**Records shown:**
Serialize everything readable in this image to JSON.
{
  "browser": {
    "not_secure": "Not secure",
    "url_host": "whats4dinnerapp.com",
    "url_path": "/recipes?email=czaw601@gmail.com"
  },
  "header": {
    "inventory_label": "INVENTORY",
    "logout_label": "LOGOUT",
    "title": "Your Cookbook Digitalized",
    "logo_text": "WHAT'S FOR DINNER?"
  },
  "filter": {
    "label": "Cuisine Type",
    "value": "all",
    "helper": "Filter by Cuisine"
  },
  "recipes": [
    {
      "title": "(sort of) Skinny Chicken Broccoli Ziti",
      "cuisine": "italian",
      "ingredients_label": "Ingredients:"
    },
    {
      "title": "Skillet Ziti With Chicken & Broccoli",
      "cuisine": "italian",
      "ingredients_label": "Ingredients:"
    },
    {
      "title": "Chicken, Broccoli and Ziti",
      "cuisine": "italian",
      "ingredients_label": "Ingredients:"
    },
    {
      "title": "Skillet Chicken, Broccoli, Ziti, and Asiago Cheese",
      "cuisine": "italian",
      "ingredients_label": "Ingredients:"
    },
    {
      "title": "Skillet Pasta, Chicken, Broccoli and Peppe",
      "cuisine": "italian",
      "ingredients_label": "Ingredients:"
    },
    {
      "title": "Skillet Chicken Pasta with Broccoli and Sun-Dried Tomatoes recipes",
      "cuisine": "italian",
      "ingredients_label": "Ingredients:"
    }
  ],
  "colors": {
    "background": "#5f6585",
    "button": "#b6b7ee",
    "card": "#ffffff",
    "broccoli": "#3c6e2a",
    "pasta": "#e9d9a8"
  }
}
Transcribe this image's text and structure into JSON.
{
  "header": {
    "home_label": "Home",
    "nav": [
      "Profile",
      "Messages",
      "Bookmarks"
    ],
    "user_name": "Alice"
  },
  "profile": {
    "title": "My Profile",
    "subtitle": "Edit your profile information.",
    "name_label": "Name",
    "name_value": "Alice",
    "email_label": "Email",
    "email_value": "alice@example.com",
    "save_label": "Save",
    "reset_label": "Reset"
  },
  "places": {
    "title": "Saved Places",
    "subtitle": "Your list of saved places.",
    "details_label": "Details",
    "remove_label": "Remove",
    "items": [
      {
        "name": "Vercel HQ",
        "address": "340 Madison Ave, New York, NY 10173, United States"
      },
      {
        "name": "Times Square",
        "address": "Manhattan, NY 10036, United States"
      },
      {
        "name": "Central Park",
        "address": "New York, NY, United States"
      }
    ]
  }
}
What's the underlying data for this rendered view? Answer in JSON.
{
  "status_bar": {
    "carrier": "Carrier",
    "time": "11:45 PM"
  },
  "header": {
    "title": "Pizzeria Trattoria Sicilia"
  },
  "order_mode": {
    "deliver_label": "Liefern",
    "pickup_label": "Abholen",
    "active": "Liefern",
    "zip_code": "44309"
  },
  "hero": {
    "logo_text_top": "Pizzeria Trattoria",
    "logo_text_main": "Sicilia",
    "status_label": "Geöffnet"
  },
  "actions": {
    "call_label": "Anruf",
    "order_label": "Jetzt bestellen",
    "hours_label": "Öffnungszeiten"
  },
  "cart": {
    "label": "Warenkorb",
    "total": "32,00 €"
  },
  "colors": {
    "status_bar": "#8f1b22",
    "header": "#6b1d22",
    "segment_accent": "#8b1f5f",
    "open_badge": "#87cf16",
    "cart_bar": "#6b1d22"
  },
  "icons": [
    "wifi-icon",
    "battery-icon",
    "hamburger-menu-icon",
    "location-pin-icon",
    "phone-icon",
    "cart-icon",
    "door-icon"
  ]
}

**Do this:** From the listing above, reproduce all the lines exactly.

**Response to this task:**
Serialize everything readable in this image to JSON.
{
  "browser": {
    "not_secure": "Not secure",
    "url_host": "whats4dinnerapp.com",
    "url_path": "/recipes?email=czaw601@gmail.com"
  },
  "header": {
    "inventory_label": "INVENTORY",
    "logout_label": "LOGOUT",
    "title": "Your Cookbook Digitalized",
    "logo_text": "WHAT'S FOR DINNER?"
  },
  "filter": {
    "label": "Cuisine Type",
    "value": "all",
    "helper": "Filter by Cuisine"
  },
  "recipes": [
    {
      "title": "(sort of) Skinny Chicken Broccoli Ziti",
      "cuisine": "italian",
      "ingredients_label": "Ingredients:"
    },
    {
      "title": "Skillet Ziti With Chicken & Broccoli",
      "cuisine": "italian",
      "ingredients_label": "Ingredients:"
    },
    {
      "title": "Chicken, Broccoli and Ziti",
      "cuisine": "italian",
      "ingredients_label": "Ingredients:"
    },
    {
      "title": "Skillet Chicken, Broccoli, Ziti, and Asiago Cheese",
      "cuisine": "italian",
      "ingredients_label": "Ingredients:"
    },
    {
      "title": "Skillet Pasta, Chicken, Broccoli and Peppe",
      "cuisine": "italian",
      "ingredients_label": "Ingredients:"
    },
    {
      "title": "Skillet Chicken Pasta with Broccoli and Sun-Dried Tomatoes recipes",
      "cuisine": "italian",
      "ingredients_label": "Ingredients:"
    }
  ],
  "colors": {
    "background": "#5f6585",
    "button": "#b6b7ee",
    "card": "#ffffff",
    "broccoli": "#3c6e2a",
    "pasta": "#e9d9a8"
  }
}
Transcribe this image's text and structure into JSON.
{
  "header": {
    "home_label": "Home",
    "nav": [
      "Profile",
      "Messages",
      "Bookmarks"
    ],
    "user_name": "Alice"
  },
  "profile": {
    "title": "My Profile",
    "subtitle": "Edit your profile information.",
    "name_label": "Name",
    "name_value": "Alice",
    "email_label": "Email",
    "email_value": "alice@example.com",
    "save_label": "Save",
    "reset_label": "Reset"
  },
  "places": {
    "title": "Saved Places",
    "subtitle": "Your list of saved places.",
    "details_label": "Details",
    "remove_label": "Remove",
    "items": [
      {
        "name": "Vercel HQ",
        "address": "340 Madison Ave, New York, NY 10173, United States"
      },
      {
        "name": "Times Square",
        "address": "Manhattan, NY 10036, United States"
      },
      {
        "name": "Central Park",
        "address": "New York, NY, United States"
      }
    ]
  }
}
What's the underlying data for this rendered view? Answer in JSON.
{
  "status_bar": {
    "carrier": "Carrier",
    "time": "11:45 PM"
  },
  "header": {
    "title": "Pizzeria Trattoria Sicilia"
  },
  "order_mode": {
    "deliver_label": "Liefern",
    "pickup_label": "Abholen",
    "active": "Liefern",
    "zip_code": "44309"
  },
  "hero": {
    "logo_text_top": "Pizzeria Trattoria",
    "logo_text_main": "Sicilia",
    "status_label": "Geöffnet"
  },
  "actions": {
    "call_label": "Anruf",
    "order_label": "Jetzt bestellen",
    "hours_label": "Öffnungszeiten"
  },
  "cart": {
    "label": "Warenkorb",
    "total": "32,00 €"
  },
  "colors": {
    "status_bar": "#8f1b22",
    "header": "#6b1d22",
    "segment_accent": "#8b1f5f",
    "open_badge": "#87cf16",
    "cart_bar": "#6b1d22"
  },
  "icons": [
    "wifi-icon",
    "battery-icon",
    "hamburger-menu-icon",
    "location-pin-icon",
    "phone-icon",
    "cart-icon",
    "door-icon"
  ]
}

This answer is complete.